> **Task instructions**: State how many lines contain "erschwerenden", and write nothing except that count.

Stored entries
══════════

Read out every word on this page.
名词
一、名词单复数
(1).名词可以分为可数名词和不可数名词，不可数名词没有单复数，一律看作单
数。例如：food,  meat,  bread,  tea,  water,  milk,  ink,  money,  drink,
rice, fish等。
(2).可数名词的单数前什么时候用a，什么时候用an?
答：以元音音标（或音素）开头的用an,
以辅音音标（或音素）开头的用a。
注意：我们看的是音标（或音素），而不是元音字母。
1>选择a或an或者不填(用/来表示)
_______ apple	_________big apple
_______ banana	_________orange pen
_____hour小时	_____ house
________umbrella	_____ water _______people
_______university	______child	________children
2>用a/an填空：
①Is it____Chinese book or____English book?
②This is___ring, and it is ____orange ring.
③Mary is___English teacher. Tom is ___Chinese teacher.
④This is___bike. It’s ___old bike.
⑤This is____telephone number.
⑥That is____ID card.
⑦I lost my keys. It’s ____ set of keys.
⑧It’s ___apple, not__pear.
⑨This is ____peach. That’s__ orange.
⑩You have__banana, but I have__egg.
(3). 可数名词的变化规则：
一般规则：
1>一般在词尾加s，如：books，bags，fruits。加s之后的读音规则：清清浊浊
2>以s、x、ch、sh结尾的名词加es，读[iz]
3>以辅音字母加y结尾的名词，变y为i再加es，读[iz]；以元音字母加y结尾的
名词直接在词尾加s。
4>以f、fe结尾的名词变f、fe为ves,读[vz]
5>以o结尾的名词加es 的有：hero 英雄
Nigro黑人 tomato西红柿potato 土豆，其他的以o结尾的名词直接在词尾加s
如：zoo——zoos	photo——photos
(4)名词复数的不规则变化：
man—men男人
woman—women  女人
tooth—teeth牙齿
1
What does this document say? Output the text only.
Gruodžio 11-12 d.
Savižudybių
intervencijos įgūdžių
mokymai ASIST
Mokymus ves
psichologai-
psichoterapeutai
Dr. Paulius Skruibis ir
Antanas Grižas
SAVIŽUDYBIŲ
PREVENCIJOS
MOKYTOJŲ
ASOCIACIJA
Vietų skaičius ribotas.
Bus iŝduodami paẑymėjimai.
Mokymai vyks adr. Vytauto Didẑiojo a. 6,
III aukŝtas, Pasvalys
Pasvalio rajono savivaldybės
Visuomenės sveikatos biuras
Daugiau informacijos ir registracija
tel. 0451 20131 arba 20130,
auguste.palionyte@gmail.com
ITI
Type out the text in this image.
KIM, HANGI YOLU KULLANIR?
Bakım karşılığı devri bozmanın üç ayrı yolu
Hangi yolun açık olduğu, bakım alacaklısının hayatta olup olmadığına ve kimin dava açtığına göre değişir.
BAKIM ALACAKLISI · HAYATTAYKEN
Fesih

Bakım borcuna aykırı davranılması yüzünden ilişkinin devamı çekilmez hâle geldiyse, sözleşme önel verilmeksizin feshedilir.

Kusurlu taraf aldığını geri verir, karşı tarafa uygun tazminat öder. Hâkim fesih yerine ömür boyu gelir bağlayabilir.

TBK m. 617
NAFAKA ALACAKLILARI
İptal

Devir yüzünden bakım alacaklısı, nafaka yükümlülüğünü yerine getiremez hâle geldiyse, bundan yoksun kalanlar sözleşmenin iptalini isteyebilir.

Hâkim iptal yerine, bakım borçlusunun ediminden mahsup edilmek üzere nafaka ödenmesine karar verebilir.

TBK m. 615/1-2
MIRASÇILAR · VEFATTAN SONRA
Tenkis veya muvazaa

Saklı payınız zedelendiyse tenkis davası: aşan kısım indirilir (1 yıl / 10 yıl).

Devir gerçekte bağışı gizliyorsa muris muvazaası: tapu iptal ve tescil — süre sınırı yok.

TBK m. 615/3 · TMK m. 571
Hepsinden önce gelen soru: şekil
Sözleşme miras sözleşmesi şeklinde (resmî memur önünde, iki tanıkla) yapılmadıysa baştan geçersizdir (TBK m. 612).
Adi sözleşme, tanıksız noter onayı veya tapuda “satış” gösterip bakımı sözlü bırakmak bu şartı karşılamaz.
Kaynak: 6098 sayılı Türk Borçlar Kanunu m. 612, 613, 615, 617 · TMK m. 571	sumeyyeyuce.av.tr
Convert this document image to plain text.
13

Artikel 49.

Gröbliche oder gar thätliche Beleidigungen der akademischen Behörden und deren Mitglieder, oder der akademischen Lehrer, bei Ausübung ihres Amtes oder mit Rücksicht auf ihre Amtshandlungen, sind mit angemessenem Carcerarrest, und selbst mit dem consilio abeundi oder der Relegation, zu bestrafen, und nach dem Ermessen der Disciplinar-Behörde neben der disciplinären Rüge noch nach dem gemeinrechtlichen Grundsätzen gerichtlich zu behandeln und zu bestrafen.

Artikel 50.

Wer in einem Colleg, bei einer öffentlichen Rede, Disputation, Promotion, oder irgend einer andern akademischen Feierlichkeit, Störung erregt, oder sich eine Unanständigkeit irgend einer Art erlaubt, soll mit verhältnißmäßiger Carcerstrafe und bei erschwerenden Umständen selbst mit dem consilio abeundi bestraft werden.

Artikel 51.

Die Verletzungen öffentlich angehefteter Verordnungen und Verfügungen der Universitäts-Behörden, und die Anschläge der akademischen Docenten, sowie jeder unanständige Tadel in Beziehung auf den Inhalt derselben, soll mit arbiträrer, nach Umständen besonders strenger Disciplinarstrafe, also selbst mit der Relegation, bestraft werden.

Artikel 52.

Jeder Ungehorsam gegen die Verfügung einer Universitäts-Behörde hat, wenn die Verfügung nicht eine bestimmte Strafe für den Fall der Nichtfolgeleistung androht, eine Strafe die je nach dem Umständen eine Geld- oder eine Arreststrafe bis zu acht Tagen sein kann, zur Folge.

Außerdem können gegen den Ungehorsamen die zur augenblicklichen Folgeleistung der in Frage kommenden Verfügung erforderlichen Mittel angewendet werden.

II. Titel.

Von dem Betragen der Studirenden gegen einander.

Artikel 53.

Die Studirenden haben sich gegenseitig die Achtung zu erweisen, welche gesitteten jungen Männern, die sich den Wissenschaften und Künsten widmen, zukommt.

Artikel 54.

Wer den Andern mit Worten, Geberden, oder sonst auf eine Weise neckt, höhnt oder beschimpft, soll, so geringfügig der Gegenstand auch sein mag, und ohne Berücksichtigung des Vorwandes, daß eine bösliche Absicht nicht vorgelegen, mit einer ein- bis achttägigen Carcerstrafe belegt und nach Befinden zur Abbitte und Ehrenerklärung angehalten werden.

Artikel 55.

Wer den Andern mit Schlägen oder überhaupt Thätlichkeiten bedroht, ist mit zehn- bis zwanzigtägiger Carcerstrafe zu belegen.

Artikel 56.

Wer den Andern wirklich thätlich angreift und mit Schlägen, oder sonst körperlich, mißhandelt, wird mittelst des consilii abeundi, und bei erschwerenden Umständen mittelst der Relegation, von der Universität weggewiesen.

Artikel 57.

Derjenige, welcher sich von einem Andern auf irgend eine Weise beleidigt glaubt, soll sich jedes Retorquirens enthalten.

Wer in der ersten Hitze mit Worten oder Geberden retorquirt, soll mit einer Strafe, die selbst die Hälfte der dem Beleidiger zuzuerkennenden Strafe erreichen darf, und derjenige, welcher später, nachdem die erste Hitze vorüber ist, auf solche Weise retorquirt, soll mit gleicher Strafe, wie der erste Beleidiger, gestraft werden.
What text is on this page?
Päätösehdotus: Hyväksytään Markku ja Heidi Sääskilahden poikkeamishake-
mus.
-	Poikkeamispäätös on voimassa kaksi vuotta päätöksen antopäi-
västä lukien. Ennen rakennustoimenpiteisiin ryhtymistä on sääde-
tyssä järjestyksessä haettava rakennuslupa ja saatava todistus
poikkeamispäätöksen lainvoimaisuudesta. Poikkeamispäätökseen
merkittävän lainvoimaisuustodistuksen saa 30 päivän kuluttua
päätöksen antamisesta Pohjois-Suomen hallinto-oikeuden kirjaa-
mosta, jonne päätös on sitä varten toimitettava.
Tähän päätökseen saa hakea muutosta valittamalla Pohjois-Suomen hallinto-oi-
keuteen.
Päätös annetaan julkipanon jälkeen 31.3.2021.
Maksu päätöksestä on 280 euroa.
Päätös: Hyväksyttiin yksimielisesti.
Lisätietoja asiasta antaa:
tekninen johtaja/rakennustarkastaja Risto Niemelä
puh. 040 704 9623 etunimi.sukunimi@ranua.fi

══════════

> **Answer to this problem**: 2